DO THIS
Write every line out verbatim and omit the pictures.

LISTED RECORDS
■ ■ ■ ■ ■ ■ ■
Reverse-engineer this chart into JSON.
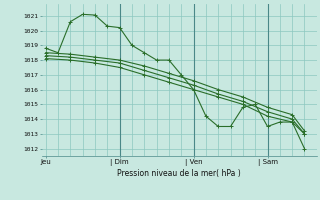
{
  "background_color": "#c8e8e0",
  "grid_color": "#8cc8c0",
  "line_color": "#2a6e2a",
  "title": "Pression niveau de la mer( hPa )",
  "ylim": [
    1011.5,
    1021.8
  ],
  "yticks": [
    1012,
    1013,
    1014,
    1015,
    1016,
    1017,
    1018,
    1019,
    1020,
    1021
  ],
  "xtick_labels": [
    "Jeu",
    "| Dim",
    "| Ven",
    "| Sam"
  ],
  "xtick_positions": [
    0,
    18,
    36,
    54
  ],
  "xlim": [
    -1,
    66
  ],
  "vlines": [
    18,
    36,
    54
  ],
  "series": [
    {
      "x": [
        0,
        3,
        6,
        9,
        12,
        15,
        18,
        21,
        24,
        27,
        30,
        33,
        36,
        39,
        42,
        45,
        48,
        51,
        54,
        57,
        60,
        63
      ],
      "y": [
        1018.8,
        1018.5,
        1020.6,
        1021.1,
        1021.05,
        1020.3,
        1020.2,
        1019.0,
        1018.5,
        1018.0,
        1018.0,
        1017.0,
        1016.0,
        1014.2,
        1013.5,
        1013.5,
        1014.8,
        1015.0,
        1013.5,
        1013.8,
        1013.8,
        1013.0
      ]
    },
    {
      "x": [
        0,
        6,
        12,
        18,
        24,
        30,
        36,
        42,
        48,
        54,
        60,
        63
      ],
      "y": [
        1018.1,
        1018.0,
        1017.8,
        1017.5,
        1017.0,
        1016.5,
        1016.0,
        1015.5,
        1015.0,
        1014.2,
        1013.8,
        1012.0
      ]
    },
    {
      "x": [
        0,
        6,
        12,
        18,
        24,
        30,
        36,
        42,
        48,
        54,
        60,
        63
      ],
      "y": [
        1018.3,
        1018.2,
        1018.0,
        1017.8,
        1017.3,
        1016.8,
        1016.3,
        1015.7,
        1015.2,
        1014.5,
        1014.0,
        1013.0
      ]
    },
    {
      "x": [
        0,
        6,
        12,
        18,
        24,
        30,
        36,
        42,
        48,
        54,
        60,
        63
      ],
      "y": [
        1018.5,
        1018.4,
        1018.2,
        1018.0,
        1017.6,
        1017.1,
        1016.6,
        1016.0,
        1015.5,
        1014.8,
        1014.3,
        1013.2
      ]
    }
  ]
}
■ ■ ■ ■ ■ ■ ■
COMPLETE ANSWER
Reverse-engineer this chart into JSON.
{
  "background_color": "#c8e8e0",
  "grid_color": "#8cc8c0",
  "line_color": "#2a6e2a",
  "title": "Pression niveau de la mer( hPa )",
  "ylim": [
    1011.5,
    1021.8
  ],
  "yticks": [
    1012,
    1013,
    1014,
    1015,
    1016,
    1017,
    1018,
    1019,
    1020,
    1021
  ],
  "xtick_labels": [
    "Jeu",
    "| Dim",
    "| Ven",
    "| Sam"
  ],
  "xtick_positions": [
    0,
    18,
    36,
    54
  ],
  "xlim": [
    -1,
    66
  ],
  "vlines": [
    18,
    36,
    54
  ],
  "series": [
    {
      "x": [
        0,
        3,
        6,
        9,
        12,
        15,
        18,
        21,
        24,
        27,
        30,
        33,
        36,
        39,
        42,
        45,
        48,
        51,
        54,
        57,
        60,
        63
      ],
      "y": [
        1018.8,
        1018.5,
        1020.6,
        1021.1,
        1021.05,
        1020.3,
        1020.2,
        1019.0,
        1018.5,
        1018.0,
        1018.0,
        1017.0,
        1016.0,
        1014.2,
        1013.5,
        1013.5,
        1014.8,
        1015.0,
        1013.5,
        1013.8,
        1013.8,
        1013.0
      ]
    },
    {
      "x": [
        0,
        6,
        12,
        18,
        24,
        30,
        36,
        42,
        48,
        54,
        60,
        63
      ],
      "y": [
        1018.1,
        1018.0,
        1017.8,
        1017.5,
        1017.0,
        1016.5,
        1016.0,
        1015.5,
        1015.0,
        1014.2,
        1013.8,
        1012.0
      ]
    },
    {
      "x": [
        0,
        6,
        12,
        18,
        24,
        30,
        36,
        42,
        48,
        54,
        60,
        63
      ],
      "y": [
        1018.3,
        1018.2,
        1018.0,
        1017.8,
        1017.3,
        1016.8,
        1016.3,
        1015.7,
        1015.2,
        1014.5,
        1014.0,
        1013.0
      ]
    },
    {
      "x": [
        0,
        6,
        12,
        18,
        24,
        30,
        36,
        42,
        48,
        54,
        60,
        63
      ],
      "y": [
        1018.5,
        1018.4,
        1018.2,
        1018.0,
        1017.6,
        1017.1,
        1016.6,
        1016.0,
        1015.5,
        1014.8,
        1014.3,
        1013.2
      ]
    }
  ]
}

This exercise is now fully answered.